--- start Passage provided ---

The Real (Secret) Political and Economic War Being Waged Today

You have mentioned Brexit in a negative light but how can this be mentioned in the context of this thread when the only reality of reversing Brexit is handing more power to the European globalist political class? You're attacking the transfer of power to the wealthy elite whilst missing the fact that the EU is a political amalgamation which does just that. Does the EU really represent and work to better the lives of working class European people? Really...?

In the context of this thread alone, Brexit was actually the least worst option, it was an expression of democratic power which returns some power to the UK and it's hard to argue against that. More people voted for Brexit in a yes/no question than have voted for anything else in British political history. No government for example has ever been elected on those numbers.

What you said (underlined) is key for me because Brexit, remain, Labour, Tory, Trump, Biden... They're all the same thing and the ideas behind them are all backed by the same people. If anyone thinks we can vote differently and get something different then you haven't been listening.

It's still a fact that most people on here don't want an authoritarian Tory government but deep down they'd certainly have an authoritarian left-wing government. That's actually what folk are arguing for, they're identifying the wealthy elite with the right but the fact is the wealthy elite survive by functioning independently of politics. Those people knock on the door of Number 10 and it doesn't matter who opens the door.

The only way we'll ever see true democracy is if we smash the system apart and replace it however this would require the main parties to vote to destroy themselves, they'd lose their funding and their wealthy backers would lose their lobbying power.... Suffice to say, when do you think these parties or influential people will propose this change?
Now that is a very good post, looking at the overall picture with a rare clarity. Impressed.
For me, I think the biggest problem is the lack of long term planning which is due to the fact that unless you are a crowd pleasing government then you are out of a job pretty quick! PR would help enormously in that regard but as you say that means MPs voting against themselves.
 
I’m not American, I am from Manchester (and Spain). I just currently live in the US. So you don’t need to explain the situation.

And, again, you are focusing on elections and a representative government that functions appropriately, and I am trying to warn of the ways elements of the wealthy elite have been and continue to create frameworks and mechanisms to circumvent it as necessary, namely through capturing the court systems and degrading/corrupting public institutions, which can enable them to effectively override the will of the majority as necessary. It is all laid out in various writings and statements from the various Koch-backed organisations and like-minded entities both here and there, and especially in MacLean’s research. Brexit was a facet of the scheme, as was the seemingly moronic actions of Kwarteng, which proceeded Sunak’s current gutting projects.

As I said in my original post, the scheme is party-agnostic. It won’t matter who wins the election if they succeed.
I think the Labour perty have to wise up to the increasaing disenchantment many people are feeling now regarding brexit, especially in the red wall seats.

I agree wholeheatedly there is primarily a right wing media bias in the UK, reinforced by focus groups based in Tufton Street, but their ideals of a small state low tax economy took a hell of a battering after a couple of their fully paid up members, namely Lizz Truss and Kwasi Kwarting, unleashed their ruinous budget on us.

--- end Passage provided ---
--- start Data excerpts ---

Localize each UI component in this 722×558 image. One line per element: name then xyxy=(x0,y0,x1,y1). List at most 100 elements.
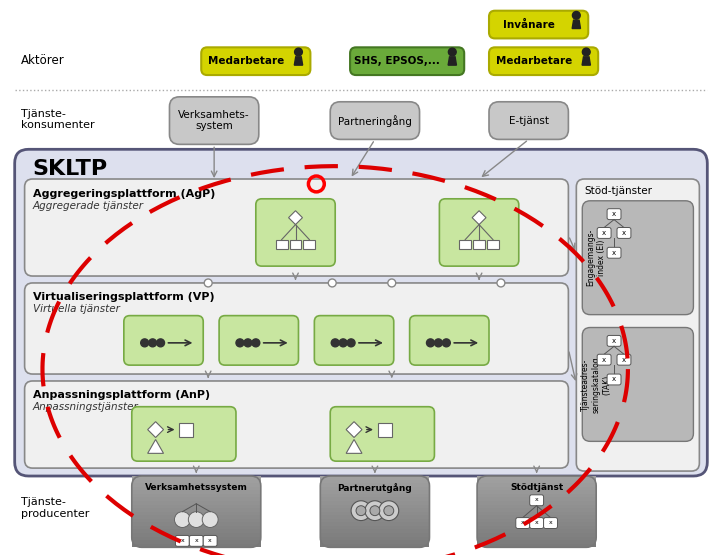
Polygon shape xyxy=(572,20,580,28)
Text: Stödtjänst: Stödtjänst xyxy=(510,483,563,492)
Text: x: x xyxy=(612,377,616,382)
Circle shape xyxy=(448,48,456,56)
Polygon shape xyxy=(448,57,456,65)
FancyBboxPatch shape xyxy=(25,179,568,276)
Text: Partnerutgång: Partnerutgång xyxy=(337,483,412,493)
Circle shape xyxy=(497,279,505,287)
FancyBboxPatch shape xyxy=(617,228,631,238)
Text: x: x xyxy=(535,497,539,502)
Bar xyxy=(132,515,261,519)
Bar xyxy=(132,483,261,487)
FancyBboxPatch shape xyxy=(201,47,310,75)
FancyBboxPatch shape xyxy=(607,247,621,258)
Polygon shape xyxy=(148,440,163,453)
Text: SKLTP: SKLTP xyxy=(32,159,108,179)
Circle shape xyxy=(388,279,396,287)
FancyBboxPatch shape xyxy=(440,199,519,266)
Bar xyxy=(477,540,596,543)
Bar xyxy=(321,540,430,543)
Circle shape xyxy=(157,339,165,347)
FancyBboxPatch shape xyxy=(582,328,693,441)
Text: Virtualiseringsplattform (VP): Virtualiseringsplattform (VP) xyxy=(32,292,214,302)
Text: Engagemangs-
index (EI): Engagemangs- index (EI) xyxy=(586,229,606,286)
Circle shape xyxy=(331,339,339,347)
Bar xyxy=(477,483,596,487)
Text: x: x xyxy=(208,538,212,543)
Circle shape xyxy=(175,512,191,527)
Circle shape xyxy=(347,339,355,347)
Bar xyxy=(132,512,261,515)
Text: Verksamhetssystem: Verksamhetssystem xyxy=(145,483,248,492)
Bar xyxy=(321,483,430,487)
Circle shape xyxy=(236,339,244,347)
FancyBboxPatch shape xyxy=(189,536,203,546)
FancyBboxPatch shape xyxy=(219,316,298,365)
Polygon shape xyxy=(295,57,303,65)
Bar xyxy=(132,522,261,526)
FancyBboxPatch shape xyxy=(132,407,236,461)
FancyBboxPatch shape xyxy=(597,228,611,238)
Bar xyxy=(477,494,596,497)
Circle shape xyxy=(370,506,380,516)
Bar xyxy=(321,490,430,494)
FancyBboxPatch shape xyxy=(597,354,611,365)
Bar xyxy=(477,487,596,490)
Circle shape xyxy=(356,506,366,516)
Text: x: x xyxy=(612,338,616,344)
Bar xyxy=(321,512,430,515)
Text: x: x xyxy=(602,230,606,236)
Bar xyxy=(477,490,596,494)
Circle shape xyxy=(339,339,347,347)
FancyBboxPatch shape xyxy=(203,536,217,546)
Text: Tjänste-
producenter: Tjänste- producenter xyxy=(21,497,89,518)
Circle shape xyxy=(244,339,252,347)
Bar xyxy=(132,543,261,547)
Text: x: x xyxy=(180,538,184,543)
FancyBboxPatch shape xyxy=(25,381,568,468)
Bar xyxy=(132,501,261,504)
FancyBboxPatch shape xyxy=(582,201,693,315)
Text: x: x xyxy=(521,520,525,525)
Text: x: x xyxy=(622,357,626,363)
Bar xyxy=(321,543,430,547)
FancyBboxPatch shape xyxy=(409,316,489,365)
Bar xyxy=(477,479,596,483)
Polygon shape xyxy=(582,57,591,65)
Bar xyxy=(321,537,430,540)
Bar xyxy=(477,526,596,530)
Circle shape xyxy=(435,339,443,347)
Text: x: x xyxy=(612,250,616,256)
Bar xyxy=(132,476,261,479)
FancyBboxPatch shape xyxy=(516,518,530,528)
Bar xyxy=(487,239,499,248)
Bar xyxy=(477,530,596,533)
Bar xyxy=(132,540,261,543)
FancyBboxPatch shape xyxy=(530,495,544,506)
Text: Invånare: Invånare xyxy=(503,20,554,30)
FancyBboxPatch shape xyxy=(314,316,393,365)
Polygon shape xyxy=(346,422,362,437)
Bar xyxy=(132,537,261,540)
Bar xyxy=(321,476,430,479)
Circle shape xyxy=(188,512,204,527)
Circle shape xyxy=(573,12,580,19)
Bar xyxy=(132,490,261,494)
Text: Aggregerade tjänster: Aggregerade tjänster xyxy=(32,201,144,211)
Bar xyxy=(321,504,430,508)
Bar xyxy=(378,422,392,436)
FancyBboxPatch shape xyxy=(14,150,708,476)
Bar xyxy=(321,501,430,504)
Bar xyxy=(321,515,430,519)
Text: Anpassningsplattform (AnP): Anpassningsplattform (AnP) xyxy=(32,390,209,400)
FancyBboxPatch shape xyxy=(544,518,557,528)
Bar xyxy=(477,508,596,512)
Text: x: x xyxy=(602,357,606,363)
Text: x: x xyxy=(612,211,616,217)
Text: x: x xyxy=(549,520,552,525)
Bar xyxy=(321,508,430,512)
FancyBboxPatch shape xyxy=(607,209,621,220)
Bar xyxy=(132,519,261,522)
Bar xyxy=(477,533,596,537)
FancyBboxPatch shape xyxy=(350,47,464,75)
Polygon shape xyxy=(346,440,362,453)
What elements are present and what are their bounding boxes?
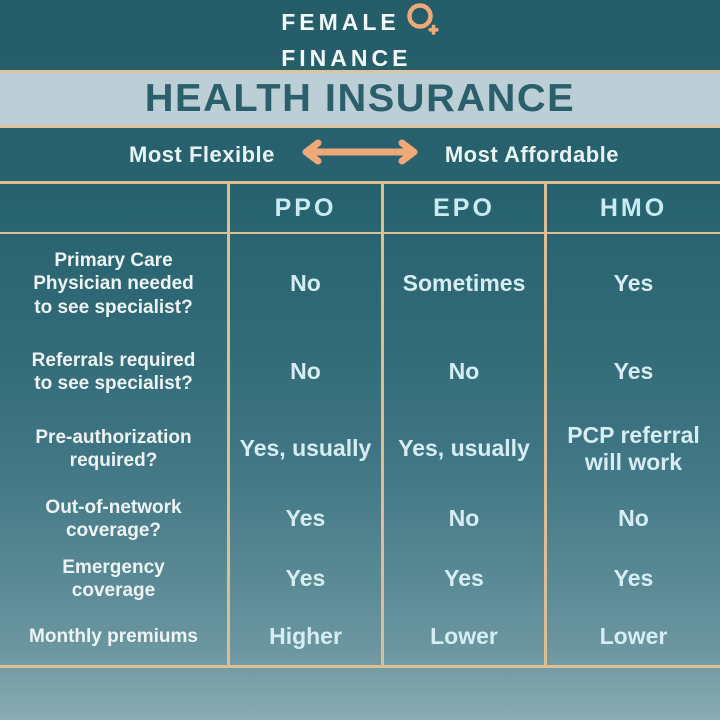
row-label: Out-of-network coverage? xyxy=(45,496,182,541)
row-label: Primary Care Physician needed to see spe… xyxy=(33,250,194,318)
flexibility-scale: Most Flexible Most Affordable xyxy=(0,128,720,181)
cell-epo: No xyxy=(381,334,544,410)
column-header-epo: EPO xyxy=(381,184,544,234)
column-header-ppo: PPO xyxy=(227,184,381,234)
svg-text:IN: IN xyxy=(411,12,428,22)
row-label: Referrals required to see specialist? xyxy=(31,349,196,394)
cell-ppo: Yes xyxy=(227,550,381,608)
cell-epo: Lower xyxy=(381,608,544,665)
scale-right-label: Most Affordable xyxy=(444,141,619,167)
cell-epo: Sometimes xyxy=(381,234,544,334)
brand-logo: FEMALE IN FINANCE xyxy=(0,0,720,70)
cell-epo: Yes xyxy=(381,550,544,608)
cell-hmo: Yes xyxy=(544,234,720,334)
title-banner: HEALTH INSURANCE xyxy=(0,70,720,128)
cell-ppo: Yes, usually xyxy=(227,410,381,488)
cell-epo: No xyxy=(381,488,544,550)
cell-hmo: Yes xyxy=(544,550,720,608)
comparison-table: PPO EPO HMO Primary Care Physician neede… xyxy=(0,181,720,668)
cell-hmo: PCP referral will work xyxy=(544,410,720,488)
cell-hmo: Lower xyxy=(544,608,720,665)
row-label: Emergency coverage xyxy=(62,556,165,601)
corner-cell xyxy=(0,184,227,234)
row-label: Pre-authorization required? xyxy=(35,426,192,471)
brand-name-line1: FEMALE xyxy=(281,9,400,36)
cell-ppo: Higher xyxy=(227,608,381,665)
double-headed-arrow-icon xyxy=(301,138,419,172)
cell-hmo: Yes xyxy=(544,334,720,410)
cell-ppo: No xyxy=(227,234,381,334)
female-symbol-icon: IN xyxy=(403,1,439,46)
cell-hmo: No xyxy=(544,488,720,550)
footer-gradient xyxy=(0,668,720,713)
brand-name-line2: FINANCE xyxy=(281,45,412,71)
cell-ppo: No xyxy=(227,334,381,410)
page-title: HEALTH INSURANCE xyxy=(144,77,576,120)
cell-ppo: Yes xyxy=(227,488,381,550)
cell-epo: Yes, usually xyxy=(381,410,544,488)
row-label: Monthly premiums xyxy=(29,625,198,647)
scale-left-label: Most Flexible xyxy=(129,141,275,167)
column-header-hmo: HMO xyxy=(544,184,720,234)
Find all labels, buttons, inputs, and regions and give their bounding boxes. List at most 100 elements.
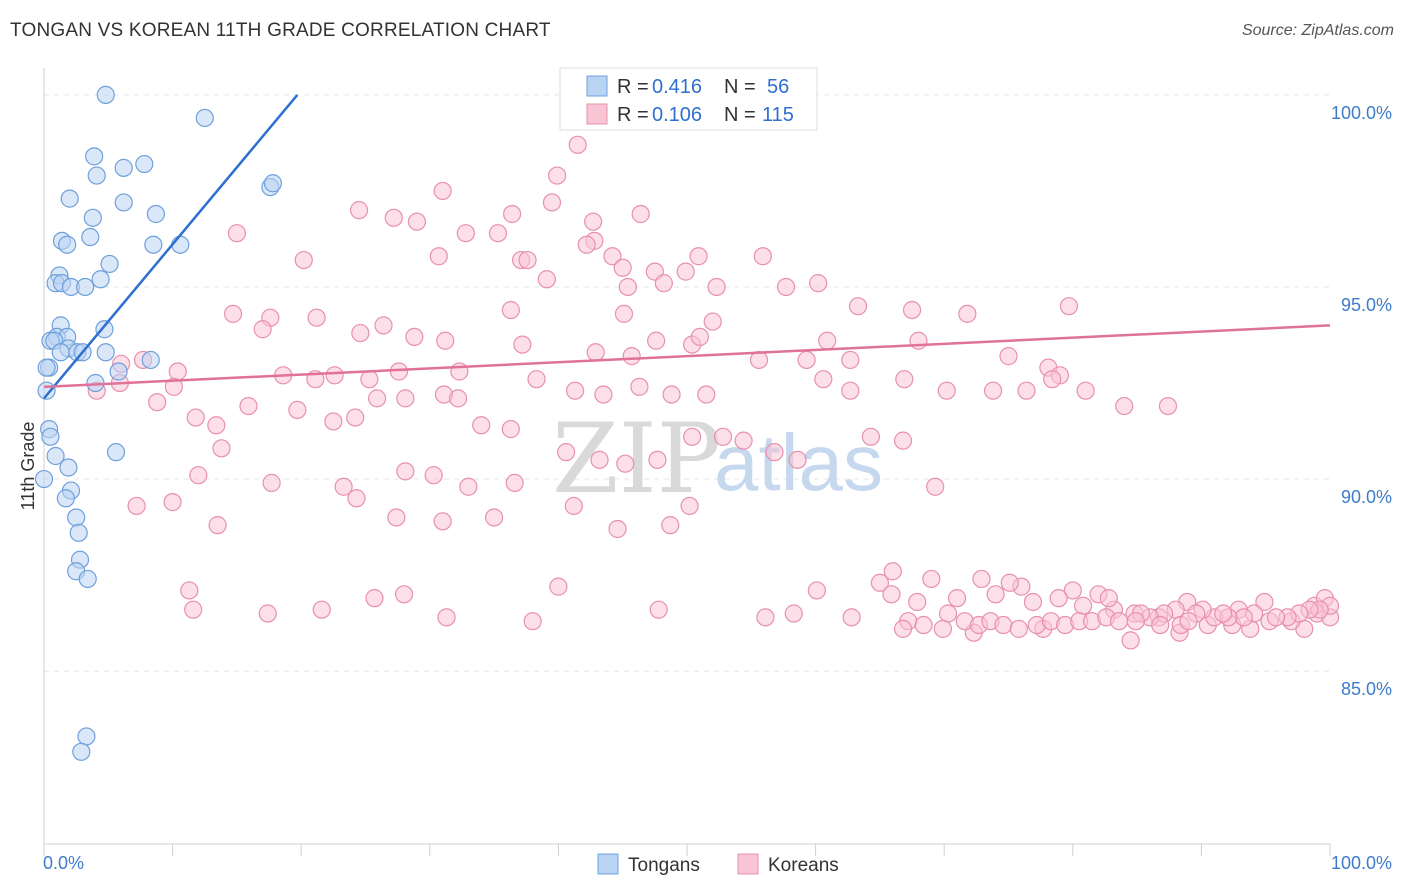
point-koreans-168 (947, 589, 967, 608)
point-koreans-130 (661, 516, 680, 535)
point-koreans-45 (405, 327, 424, 347)
point-koreans-26 (654, 274, 673, 293)
point-koreans-88 (164, 377, 183, 396)
point-koreans-95 (367, 389, 387, 408)
point-koreans-78 (937, 381, 956, 400)
point-koreans-22 (613, 258, 632, 277)
y-tick-labels: 100.0% 95.0% 90.0% 85.0% (1331, 103, 1392, 699)
point-koreans-123 (208, 516, 227, 535)
y-tick-label-2: 90.0% (1341, 487, 1392, 507)
point-tongans-50 (78, 569, 97, 589)
point-koreans-76 (841, 381, 860, 400)
y-axis-title: 11th Grade (18, 422, 38, 511)
legend-n-label-tongans: N = (724, 76, 756, 98)
point-koreans-12 (227, 224, 246, 243)
point-koreans-0 (568, 135, 587, 154)
point-koreans-102 (590, 450, 609, 469)
legend-r-label-tongans: R = (617, 76, 649, 98)
point-koreans-112 (262, 473, 281, 492)
point-koreans-167 (922, 569, 941, 589)
point-koreans-119 (893, 431, 913, 450)
point-koreans-132 (180, 581, 199, 600)
point-koreans-140 (549, 577, 568, 596)
point-koreans-27 (618, 277, 637, 297)
point-tongans-15 (144, 235, 163, 254)
point-tongans-34 (141, 350, 160, 370)
point-koreans-38 (818, 331, 837, 350)
point-koreans-99 (472, 416, 491, 435)
point-koreans-142 (756, 608, 775, 627)
legend-n-label-koreans: N = (724, 104, 756, 126)
point-tongans-16 (171, 235, 190, 254)
point-koreans-21 (753, 247, 772, 266)
legend-r-label-koreans: R = (617, 104, 649, 126)
point-tongans-3 (135, 154, 154, 174)
y-tick-label-3: 85.0% (1341, 679, 1392, 699)
point-koreans-109 (788, 450, 807, 469)
point-koreans-25 (537, 270, 556, 289)
point-koreans-103 (616, 454, 635, 473)
correlation-legend: R = 0.416 N = 56 R = 0.106 N = 115 (559, 67, 818, 131)
point-koreans-72 (630, 377, 649, 396)
point-koreans-9 (584, 212, 603, 231)
point-koreans-46 (436, 331, 455, 350)
point-koreans-104 (648, 450, 667, 469)
point-koreans-215 (1109, 612, 1129, 631)
legend-r-value-koreans: 0.106 (652, 104, 702, 126)
point-koreans-71 (594, 385, 613, 404)
point-koreans-7 (384, 208, 403, 227)
point-tongans-1 (195, 108, 214, 128)
point-koreans-110 (189, 466, 208, 485)
point-koreans-30 (809, 274, 828, 293)
point-koreans-57 (999, 347, 1018, 366)
point-tongans-43 (59, 458, 78, 477)
point-tongans-8 (60, 189, 79, 208)
point-koreans-135 (312, 600, 331, 619)
point-koreans-128 (564, 496, 583, 516)
point-koreans-143 (784, 604, 803, 623)
point-koreans-4 (349, 201, 369, 220)
point-koreans-108 (765, 443, 784, 462)
legend-swatch-tongans (586, 75, 608, 97)
point-koreans-122 (163, 492, 182, 512)
point-koreans-73 (662, 385, 681, 404)
point-koreans-202 (914, 615, 933, 635)
trend-line-koreans (43, 324, 1331, 389)
point-koreans-165 (883, 562, 902, 581)
point-koreans-208 (1009, 619, 1028, 638)
point-koreans-52 (690, 327, 709, 347)
source-label: Source: ZipAtlas.com (1241, 22, 1394, 39)
point-koreans-200 (882, 585, 901, 604)
point-koreans-151 (1121, 631, 1140, 650)
bottom-legend-swatch-tongans (597, 853, 619, 875)
point-tongans-5 (87, 166, 106, 185)
legend-swatch-koreans (586, 103, 608, 125)
point-koreans-137 (394, 585, 414, 604)
point-koreans-49 (622, 347, 641, 366)
point-koreans-8 (407, 212, 427, 231)
point-koreans-83 (1115, 396, 1134, 416)
point-tongans-4 (114, 158, 133, 177)
point-koreans-10 (456, 224, 475, 243)
point-koreans-24 (676, 262, 695, 281)
point-koreans-180 (1255, 592, 1274, 612)
point-koreans-107 (734, 431, 753, 450)
point-koreans-139 (523, 612, 542, 631)
point-koreans-2 (433, 181, 452, 201)
point-koreans-92 (288, 400, 307, 420)
point-koreans-111 (212, 439, 231, 458)
point-koreans-94 (346, 408, 365, 427)
point-koreans-54 (797, 350, 816, 370)
point-tongans-11 (83, 208, 102, 227)
bottom-legend-label-koreans: Koreans (768, 855, 839, 876)
point-koreans-89 (186, 408, 205, 427)
point-koreans-11 (488, 224, 508, 243)
point-tongans-31 (51, 343, 70, 362)
point-koreans-90 (207, 416, 226, 435)
point-koreans-47 (513, 335, 532, 354)
point-tongans-10 (146, 204, 165, 224)
point-koreans-96 (396, 389, 415, 408)
point-koreans-80 (1017, 381, 1036, 400)
point-tongans-12 (81, 227, 100, 247)
point-koreans-173 (1073, 596, 1093, 615)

--- end Data excerpts ---

Jobs
1/ In the political discussion, which place does the writer who currently lives in the US say they are from?
2/ From the listing, output the lines starting at the one containing "point-koreans-168 (947, 589, 967, 608)" and ending at the one containing "legend-n-label-tongans: N = (724, 76, 756, 98)" as a Markdown table with the columns Row and Line, leaving out any blank lines.

Responses for each task
1/ Manchester (and Spain).

2/
| Row | Line |
|---|---|
| 1 | point-koreans-168 (947, 589, 967, 608) |
| 2 | point-koreans-130 (661, 516, 680, 535) |
| 3 | point-koreans-45 (405, 327, 424, 347) |
| 4 | point-koreans-26 (654, 274, 673, 293) |
| 5 | point-koreans-88 (164, 377, 183, 396) |
| 6 | point-koreans-95 (367, 389, 387, 408) |
| 7 | point-koreans-78 (937, 381, 956, 400) |
| 8 | point-koreans-22 (613, 258, 632, 277) |
| 9 | y-tick-labels: 100.0% 95.0% 90.0% 85.0% (1331, 103, 1392, 699) |
| 10 | point-koreans-123 (208, 516, 227, 535) |
| 11 | y-tick-label-2: 90.0% (1341, 487, 1392, 507) |
| 12 | point-tongans-50 (78, 569, 97, 589) |
| 13 | point-koreans-76 (841, 381, 860, 400) |
| 14 | y-axis-title: 11th Grade (18, 422, 38, 511) |
| 15 | legend-n-label-tongans: N = (724, 76, 756, 98) |